Each entry that follows must be output without any deviation.

-- Begin Records shown --

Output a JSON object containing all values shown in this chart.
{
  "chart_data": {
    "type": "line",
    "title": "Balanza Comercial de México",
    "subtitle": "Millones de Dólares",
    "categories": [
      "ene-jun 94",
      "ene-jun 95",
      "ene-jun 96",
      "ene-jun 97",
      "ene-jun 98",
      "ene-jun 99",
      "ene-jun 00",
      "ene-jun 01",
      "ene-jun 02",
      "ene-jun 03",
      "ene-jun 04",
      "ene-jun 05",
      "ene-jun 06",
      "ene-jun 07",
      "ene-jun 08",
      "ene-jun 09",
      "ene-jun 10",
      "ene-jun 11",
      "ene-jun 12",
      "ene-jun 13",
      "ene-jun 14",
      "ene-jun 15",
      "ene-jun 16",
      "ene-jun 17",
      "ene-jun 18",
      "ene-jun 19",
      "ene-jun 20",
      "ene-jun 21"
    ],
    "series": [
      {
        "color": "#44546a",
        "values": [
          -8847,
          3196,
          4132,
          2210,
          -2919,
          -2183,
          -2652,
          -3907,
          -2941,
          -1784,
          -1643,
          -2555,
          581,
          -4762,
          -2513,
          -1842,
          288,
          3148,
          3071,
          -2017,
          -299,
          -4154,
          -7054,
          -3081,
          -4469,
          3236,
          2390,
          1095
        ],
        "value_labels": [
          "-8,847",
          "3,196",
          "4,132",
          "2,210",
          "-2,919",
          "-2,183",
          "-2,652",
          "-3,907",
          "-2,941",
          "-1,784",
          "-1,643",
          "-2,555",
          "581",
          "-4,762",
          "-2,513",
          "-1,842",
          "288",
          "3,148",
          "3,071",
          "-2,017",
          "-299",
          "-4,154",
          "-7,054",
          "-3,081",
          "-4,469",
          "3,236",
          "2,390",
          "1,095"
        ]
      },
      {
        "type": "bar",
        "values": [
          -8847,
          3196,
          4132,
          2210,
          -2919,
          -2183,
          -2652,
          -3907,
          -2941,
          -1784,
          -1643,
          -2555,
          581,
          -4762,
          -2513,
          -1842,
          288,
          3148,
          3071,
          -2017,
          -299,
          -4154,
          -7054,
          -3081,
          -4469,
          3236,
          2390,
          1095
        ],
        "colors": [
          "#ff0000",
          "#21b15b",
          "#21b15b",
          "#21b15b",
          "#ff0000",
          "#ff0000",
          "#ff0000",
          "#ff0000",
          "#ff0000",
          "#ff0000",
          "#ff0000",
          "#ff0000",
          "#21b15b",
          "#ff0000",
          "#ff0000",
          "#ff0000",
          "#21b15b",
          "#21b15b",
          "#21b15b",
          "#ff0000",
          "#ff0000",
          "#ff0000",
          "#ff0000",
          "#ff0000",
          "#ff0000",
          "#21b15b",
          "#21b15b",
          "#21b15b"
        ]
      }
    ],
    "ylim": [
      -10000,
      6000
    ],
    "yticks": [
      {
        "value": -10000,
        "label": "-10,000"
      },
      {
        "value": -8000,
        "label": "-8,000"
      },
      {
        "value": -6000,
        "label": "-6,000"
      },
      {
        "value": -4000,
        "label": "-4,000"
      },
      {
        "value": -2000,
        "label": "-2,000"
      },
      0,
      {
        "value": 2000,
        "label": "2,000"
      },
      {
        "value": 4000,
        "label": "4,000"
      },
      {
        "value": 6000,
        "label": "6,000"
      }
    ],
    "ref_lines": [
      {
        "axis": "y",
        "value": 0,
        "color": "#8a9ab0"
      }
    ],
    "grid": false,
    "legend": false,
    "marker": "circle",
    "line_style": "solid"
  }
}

-- End Records shown --

**Answer to this problem**:
Output a JSON object containing all values shown in this chart.
{
  "chart_data": {
    "type": "line",
    "title": "Balanza Comercial de México",
    "subtitle": "Millones de Dólares",
    "categories": [
      "ene-jun 94",
      "ene-jun 95",
      "ene-jun 96",
      "ene-jun 97",
      "ene-jun 98",
      "ene-jun 99",
      "ene-jun 00",
      "ene-jun 01",
      "ene-jun 02",
      "ene-jun 03",
      "ene-jun 04",
      "ene-jun 05",
      "ene-jun 06",
      "ene-jun 07",
      "ene-jun 08",
      "ene-jun 09",
      "ene-jun 10",
      "ene-jun 11",
      "ene-jun 12",
      "ene-jun 13",
      "ene-jun 14",
      "ene-jun 15",
      "ene-jun 16",
      "ene-jun 17",
      "ene-jun 18",
      "ene-jun 19",
      "ene-jun 20",
      "ene-jun 21"
    ],
    "series": [
      {
        "color": "#44546a",
        "values": [
          -8847,
          3196,
          4132,
          2210,
          -2919,
          -2183,
          -2652,
          -3907,
          -2941,
          -1784,
          -1643,
          -2555,
          581,
          -4762,
          -2513,
          -1842,
          288,
          3148,
          3071,
          -2017,
          -299,
          -4154,
          -7054,
          -3081,
          -4469,
          3236,
          2390,
          1095
        ],
        "value_labels": [
          "-8,847",
          "3,196",
          "4,132",
          "2,210",
          "-2,919",
          "-2,183",
          "-2,652",
          "-3,907",
          "-2,941",
          "-1,784",
          "-1,643",
          "-2,555",
          "581",
          "-4,762",
          "-2,513",
          "-1,842",
          "288",
          "3,148",
          "3,071",
          "-2,017",
          "-299",
          "-4,154",
          "-7,054",
          "-3,081",
          "-4,469",
          "3,236",
          "2,390",
          "1,095"
        ]
      },
      {
        "type": "bar",
        "values": [
          -8847,
          3196,
          4132,
          2210,
          -2919,
          -2183,
          -2652,
          -3907,
          -2941,
          -1784,
          -1643,
          -2555,
          581,
          -4762,
          -2513,
          -1842,
          288,
          3148,
          3071,
          -2017,
          -299,
          -4154,
          -7054,
          -3081,
          -4469,
          3236,
          2390,
          1095
        ],
        "colors": [
          "#ff0000",
          "#21b15b",
          "#21b15b",
          "#21b15b",
          "#ff0000",
          "#ff0000",
          "#ff0000",
          "#ff0000",
          "#ff0000",
          "#ff0000",
          "#ff0000",
          "#ff0000",
          "#21b15b",
          "#ff0000",
          "#ff0000",
          "#ff0000",
          "#21b15b",
          "#21b15b",
          "#21b15b",
          "#ff0000",
          "#ff0000",
          "#ff0000",
          "#ff0000",
          "#ff0000",
          "#ff0000",
          "#21b15b",
          "#21b15b",
          "#21b15b"
        ]
      }
    ],
    "ylim": [
      -10000,
      6000
    ],
    "yticks": [
      {
        "value": -10000,
        "label": "-10,000"
      },
      {
        "value": -8000,
        "label": "-8,000"
      },
      {
        "value": -6000,
        "label": "-6,000"
      },
      {
        "value": -4000,
        "label": "-4,000"
      },
      {
        "value": -2000,
        "label": "-2,000"
      },
      0,
      {
        "value": 2000,
        "label": "2,000"
      },
      {
        "value": 4000,
        "label": "4,000"
      },
      {
        "value": 6000,
        "label": "6,000"
      }
    ],
    "ref_lines": [
      {
        "axis": "y",
        "value": 0,
        "color": "#8a9ab0"
      }
    ],
    "grid": false,
    "legend": false,
    "marker": "circle",
    "line_style": "solid"
  }
}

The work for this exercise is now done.